Given information>
★ ★ ★ ★

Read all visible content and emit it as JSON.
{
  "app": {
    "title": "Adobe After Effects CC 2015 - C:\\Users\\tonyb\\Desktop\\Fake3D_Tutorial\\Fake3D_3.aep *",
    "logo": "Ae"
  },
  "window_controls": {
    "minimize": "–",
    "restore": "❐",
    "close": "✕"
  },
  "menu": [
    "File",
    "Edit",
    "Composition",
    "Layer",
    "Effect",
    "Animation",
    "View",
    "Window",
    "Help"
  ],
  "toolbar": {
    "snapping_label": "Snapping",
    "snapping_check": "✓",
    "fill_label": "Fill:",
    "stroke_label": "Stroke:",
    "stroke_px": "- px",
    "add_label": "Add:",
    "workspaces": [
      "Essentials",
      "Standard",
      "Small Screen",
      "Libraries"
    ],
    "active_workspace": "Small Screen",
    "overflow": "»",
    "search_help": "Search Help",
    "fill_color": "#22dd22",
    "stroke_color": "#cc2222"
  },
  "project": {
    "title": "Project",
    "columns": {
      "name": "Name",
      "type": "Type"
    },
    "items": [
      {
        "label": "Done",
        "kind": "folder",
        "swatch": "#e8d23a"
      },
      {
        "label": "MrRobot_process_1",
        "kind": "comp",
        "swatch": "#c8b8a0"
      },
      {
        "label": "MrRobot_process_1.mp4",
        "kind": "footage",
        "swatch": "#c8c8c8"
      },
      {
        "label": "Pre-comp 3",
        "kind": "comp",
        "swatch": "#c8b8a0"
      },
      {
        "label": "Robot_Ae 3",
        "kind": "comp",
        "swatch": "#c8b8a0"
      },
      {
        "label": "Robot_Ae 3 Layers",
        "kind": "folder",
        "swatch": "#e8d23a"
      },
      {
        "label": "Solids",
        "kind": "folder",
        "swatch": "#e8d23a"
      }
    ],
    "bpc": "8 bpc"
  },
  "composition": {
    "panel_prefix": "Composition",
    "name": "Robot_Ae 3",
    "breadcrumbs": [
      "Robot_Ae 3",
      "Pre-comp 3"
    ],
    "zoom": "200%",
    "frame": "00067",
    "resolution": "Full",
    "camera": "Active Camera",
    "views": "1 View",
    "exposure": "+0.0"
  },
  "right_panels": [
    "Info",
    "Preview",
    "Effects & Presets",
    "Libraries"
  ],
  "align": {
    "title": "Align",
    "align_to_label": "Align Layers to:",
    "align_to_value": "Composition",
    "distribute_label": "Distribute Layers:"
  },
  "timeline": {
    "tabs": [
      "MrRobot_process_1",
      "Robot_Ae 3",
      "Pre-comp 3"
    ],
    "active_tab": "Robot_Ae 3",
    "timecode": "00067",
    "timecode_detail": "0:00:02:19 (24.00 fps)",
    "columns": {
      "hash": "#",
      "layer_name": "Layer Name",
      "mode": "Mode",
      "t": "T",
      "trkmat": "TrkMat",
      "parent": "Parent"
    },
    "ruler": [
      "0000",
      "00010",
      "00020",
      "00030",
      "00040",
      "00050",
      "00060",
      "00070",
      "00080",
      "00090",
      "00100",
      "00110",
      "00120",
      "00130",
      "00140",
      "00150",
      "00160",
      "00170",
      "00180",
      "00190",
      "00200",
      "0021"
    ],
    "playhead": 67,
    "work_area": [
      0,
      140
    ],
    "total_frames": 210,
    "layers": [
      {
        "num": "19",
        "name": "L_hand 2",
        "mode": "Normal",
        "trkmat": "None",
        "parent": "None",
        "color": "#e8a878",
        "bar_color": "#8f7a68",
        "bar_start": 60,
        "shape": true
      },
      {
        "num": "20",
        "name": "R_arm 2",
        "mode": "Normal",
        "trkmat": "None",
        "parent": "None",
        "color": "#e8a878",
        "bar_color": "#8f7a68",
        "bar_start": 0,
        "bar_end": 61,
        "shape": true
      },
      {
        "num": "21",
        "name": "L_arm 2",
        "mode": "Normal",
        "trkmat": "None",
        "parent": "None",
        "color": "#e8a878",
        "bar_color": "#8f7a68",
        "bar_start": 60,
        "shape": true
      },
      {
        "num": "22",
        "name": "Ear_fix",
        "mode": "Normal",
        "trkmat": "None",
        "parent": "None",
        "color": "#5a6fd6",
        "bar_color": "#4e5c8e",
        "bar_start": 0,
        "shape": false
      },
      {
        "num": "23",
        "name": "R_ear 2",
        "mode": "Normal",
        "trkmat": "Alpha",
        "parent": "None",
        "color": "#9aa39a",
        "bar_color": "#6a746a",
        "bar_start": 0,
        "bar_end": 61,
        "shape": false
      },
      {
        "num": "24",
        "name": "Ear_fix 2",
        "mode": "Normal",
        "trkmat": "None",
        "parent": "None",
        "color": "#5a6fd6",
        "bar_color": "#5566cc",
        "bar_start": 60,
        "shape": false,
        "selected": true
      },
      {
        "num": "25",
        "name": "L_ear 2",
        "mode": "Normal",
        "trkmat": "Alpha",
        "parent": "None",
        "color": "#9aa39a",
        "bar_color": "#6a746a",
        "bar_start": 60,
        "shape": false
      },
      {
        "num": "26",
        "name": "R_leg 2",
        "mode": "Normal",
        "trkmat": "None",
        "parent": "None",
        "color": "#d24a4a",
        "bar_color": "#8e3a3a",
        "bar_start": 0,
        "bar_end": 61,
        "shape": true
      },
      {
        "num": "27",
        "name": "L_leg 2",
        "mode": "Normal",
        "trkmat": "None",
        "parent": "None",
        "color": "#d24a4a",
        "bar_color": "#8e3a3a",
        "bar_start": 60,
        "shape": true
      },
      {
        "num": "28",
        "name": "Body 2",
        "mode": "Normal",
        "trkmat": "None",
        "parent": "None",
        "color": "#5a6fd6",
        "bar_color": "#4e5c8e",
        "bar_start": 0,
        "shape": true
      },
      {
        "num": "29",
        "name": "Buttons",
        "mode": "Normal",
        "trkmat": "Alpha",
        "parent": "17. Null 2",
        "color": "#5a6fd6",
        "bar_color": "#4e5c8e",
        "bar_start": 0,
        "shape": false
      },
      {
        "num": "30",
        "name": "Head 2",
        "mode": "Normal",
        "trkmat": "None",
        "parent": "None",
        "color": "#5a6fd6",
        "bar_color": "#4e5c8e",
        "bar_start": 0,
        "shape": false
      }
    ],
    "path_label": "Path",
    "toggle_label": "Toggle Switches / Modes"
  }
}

★ ★ ★ ★

Set exercise> Find every line that holds "Small" and copy it.

Exercise solution>
      "Small Screen",
    "active_workspace": "Small Screen",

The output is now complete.